Please transcribe the records precisely; pictures stay out of your copy.

## Start Given records

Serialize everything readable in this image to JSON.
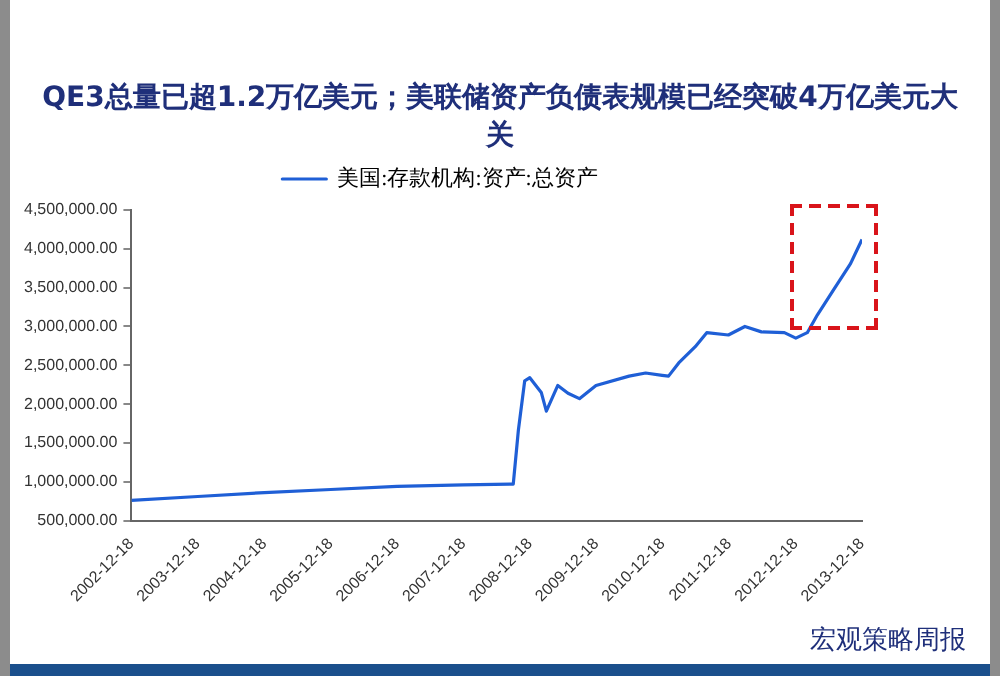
{
  "chart_data": {
    "type": "line",
    "title": "QE3总量已超1.2万亿美元；美联储资产负债表规模已经突破4万亿美元大关",
    "x": [
      "2002-12-18",
      "2003-12-18",
      "2004-12-18",
      "2005-12-18",
      "2006-12-18",
      "2007-12-18",
      "2008-09-17",
      "2008-10-15",
      "2008-11-19",
      "2008-12-17",
      "2009-02-18",
      "2009-03-18",
      "2009-05-20",
      "2009-07-15",
      "2009-09-16",
      "2009-12-16",
      "2010-06-16",
      "2010-09-15",
      "2010-12-15",
      "2011-01-19",
      "2011-03-16",
      "2011-06-15",
      "2011-08-17",
      "2011-12-14",
      "2012-03-14",
      "2012-06-13",
      "2012-10-17",
      "2012-12-19",
      "2013-02-20",
      "2013-04-17",
      "2013-07-17",
      "2013-10-16",
      "2013-12-18"
    ],
    "series": [
      {
        "name": "美国:存款机构:资产:总资产",
        "color": "#1f5fd6",
        "values": [
          760000,
          810000,
          860000,
          900000,
          940000,
          960000,
          970000,
          1660000,
          2300000,
          2340000,
          2150000,
          1910000,
          2240000,
          2140000,
          2070000,
          2240000,
          2360000,
          2400000,
          2370000,
          2360000,
          2530000,
          2740000,
          2920000,
          2890000,
          3000000,
          2930000,
          2920000,
          2850000,
          2920000,
          3150000,
          3480000,
          3810000,
          4120000
        ]
      }
    ],
    "xlim": [
      "2002-12-18",
      "2013-12-18"
    ],
    "xticks": [
      "2002-12-18",
      "2003-12-18",
      "2004-12-18",
      "2005-12-18",
      "2006-12-18",
      "2007-12-18",
      "2008-12-18",
      "2009-12-18",
      "2010-12-18",
      "2011-12-18",
      "2012-12-18",
      "2013-12-18"
    ],
    "ylim": [
      500000,
      4500000
    ],
    "yticks": [
      {
        "value": 500000,
        "label": "500,000.00"
      },
      {
        "value": 1000000,
        "label": "1,000,000.00"
      },
      {
        "value": 1500000,
        "label": "1,500,000.00"
      },
      {
        "value": 2000000,
        "label": "2,000,000.00"
      },
      {
        "value": 2500000,
        "label": "2,500,000.00"
      },
      {
        "value": 3000000,
        "label": "3,000,000.00"
      },
      {
        "value": 3500000,
        "label": "3,500,000.00"
      },
      {
        "value": 4000000,
        "label": "4,000,000.00"
      },
      {
        "value": 4500000,
        "label": "4,500,000.00"
      }
    ],
    "grid": false,
    "legend": "top",
    "marker": "none",
    "line_style": "solid",
    "annotations": [
      "宏观策略周报"
    ]
  }
}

## End Given records

== Exercise solution ==
Serialize everything readable in this image to JSON.
{
  "chart_data": {
    "type": "line",
    "title": "QE3总量已超1.2万亿美元；美联储资产负债表规模已经突破4万亿美元大关",
    "x": [
      "2002-12-18",
      "2003-12-18",
      "2004-12-18",
      "2005-12-18",
      "2006-12-18",
      "2007-12-18",
      "2008-09-17",
      "2008-10-15",
      "2008-11-19",
      "2008-12-17",
      "2009-02-18",
      "2009-03-18",
      "2009-05-20",
      "2009-07-15",
      "2009-09-16",
      "2009-12-16",
      "2010-06-16",
      "2010-09-15",
      "2010-12-15",
      "2011-01-19",
      "2011-03-16",
      "2011-06-15",
      "2011-08-17",
      "2011-12-14",
      "2012-03-14",
      "2012-06-13",
      "2012-10-17",
      "2012-12-19",
      "2013-02-20",
      "2013-04-17",
      "2013-07-17",
      "2013-10-16",
      "2013-12-18"
    ],
    "series": [
      {
        "name": "美国:存款机构:资产:总资产",
        "color": "#1f5fd6",
        "values": [
          760000,
          810000,
          860000,
          900000,
          940000,
          960000,
          970000,
          1660000,
          2300000,
          2340000,
          2150000,
          1910000,
          2240000,
          2140000,
          2070000,
          2240000,
          2360000,
          2400000,
          2370000,
          2360000,
          2530000,
          2740000,
          2920000,
          2890000,
          3000000,
          2930000,
          2920000,
          2850000,
          2920000,
          3150000,
          3480000,
          3810000,
          4120000
        ]
      }
    ],
    "xlim": [
      "2002-12-18",
      "2013-12-18"
    ],
    "xticks": [
      "2002-12-18",
      "2003-12-18",
      "2004-12-18",
      "2005-12-18",
      "2006-12-18",
      "2007-12-18",
      "2008-12-18",
      "2009-12-18",
      "2010-12-18",
      "2011-12-18",
      "2012-12-18",
      "2013-12-18"
    ],
    "ylim": [
      500000,
      4500000
    ],
    "yticks": [
      {
        "value": 500000,
        "label": "500,000.00"
      },
      {
        "value": 1000000,
        "label": "1,000,000.00"
      },
      {
        "value": 1500000,
        "label": "1,500,000.00"
      },
      {
        "value": 2000000,
        "label": "2,000,000.00"
      },
      {
        "value": 2500000,
        "label": "2,500,000.00"
      },
      {
        "value": 3000000,
        "label": "3,000,000.00"
      },
      {
        "value": 3500000,
        "label": "3,500,000.00"
      },
      {
        "value": 4000000,
        "label": "4,000,000.00"
      },
      {
        "value": 4500000,
        "label": "4,500,000.00"
      }
    ],
    "grid": false,
    "legend": "top",
    "marker": "none",
    "line_style": "solid",
    "annotations": [
      "宏观策略周报"
    ]
  }
}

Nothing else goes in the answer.